▶ The problem: Reproduce the listing below character for character; drop every image.

Extracted data entries
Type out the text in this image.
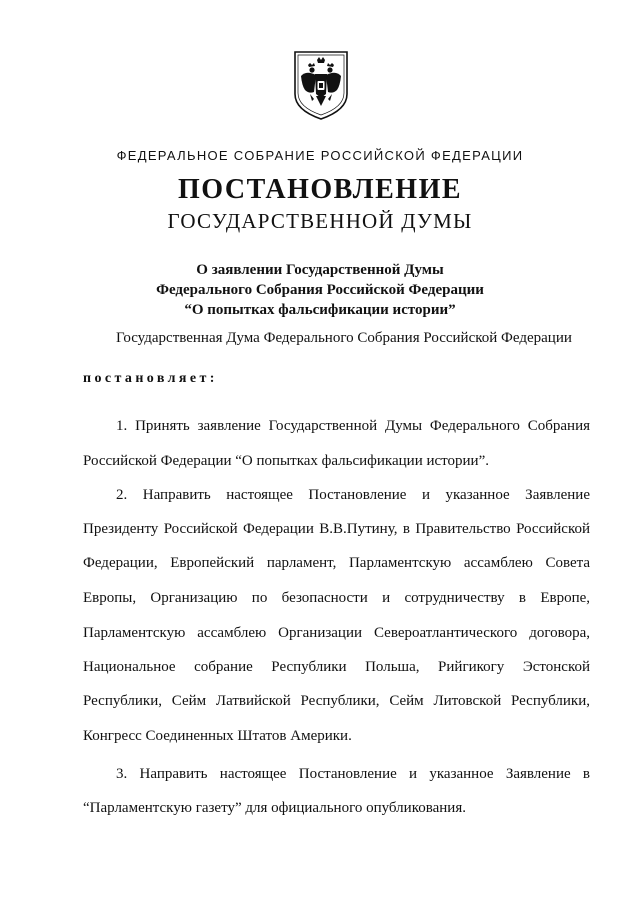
ФЕДЕРАЛЬНОЕ СОБРАНИЕ РОССИЙСКОЙ ФЕДЕРАЦИИ
ПОСТАНОВЛЕНИЕ
ГОСУДАРСТВЕННОЙ ДУМЫ
О заявлении Государственной Думы
Федерального Собрания Российской Федерации
“О попытках фальсификации истории”
Государственная Дума Федерального Собрания Российской Федерации
постановляет:
1. Принять заявление Государственной Думы Федерального Собрания
Российской Федерации “О попытках фальсификации истории”.
2. Направить настоящее Постановление и указанное Заявление
Президенту Российской Федерации В.В.Путину, в Правительство Российской
Федерации, Европейский парламент, Парламентскую ассамблею Совета
Европы, Организацию по безопасности и сотрудничеству в Европе,
Парламентскую ассамблею Организации Североатлантического договора,
Национальное собрание Республики Польша, Рийгикогу Эстонской
Республики, Сейм Латвийской Республики, Сейм Литовской Республики,
Конгресс Соединенных Штатов Америки.
3. Направить настоящее Постановление и указанное Заявление в
“Парламентскую газету” для официального опубликования.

▶ Written response:
Type out the text in this image.
ФЕДЕРАЛЬНОЕ СОБРАНИЕ РОССИЙСКОЙ ФЕДЕРАЦИИ
ПОСТАНОВЛЕНИЕ
ГОСУДАРСТВЕННОЙ ДУМЫ
О заявлении Государственной Думы
Федерального Собрания Российской Федерации
“О попытках фальсификации истории”
Государственная Дума Федерального Собрания Российской Федерации
постановляет:
1. Принять заявление Государственной Думы Федерального Собрания
Российской Федерации “О попытках фальсификации истории”.
2. Направить настоящее Постановление и указанное Заявление
Президенту Российской Федерации В.В.Путину, в Правительство Российской
Федерации, Европейский парламент, Парламентскую ассамблею Совета
Европы, Организацию по безопасности и сотрудничеству в Европе,
Парламентскую ассамблею Организации Североатлантического договора,
Национальное собрание Республики Польша, Рийгикогу Эстонской
Республики, Сейм Латвийской Республики, Сейм Литовской Республики,
Конгресс Соединенных Штатов Америки.
3. Направить настоящее Постановление и указанное Заявление в
“Парламентскую газету” для официального опубликования.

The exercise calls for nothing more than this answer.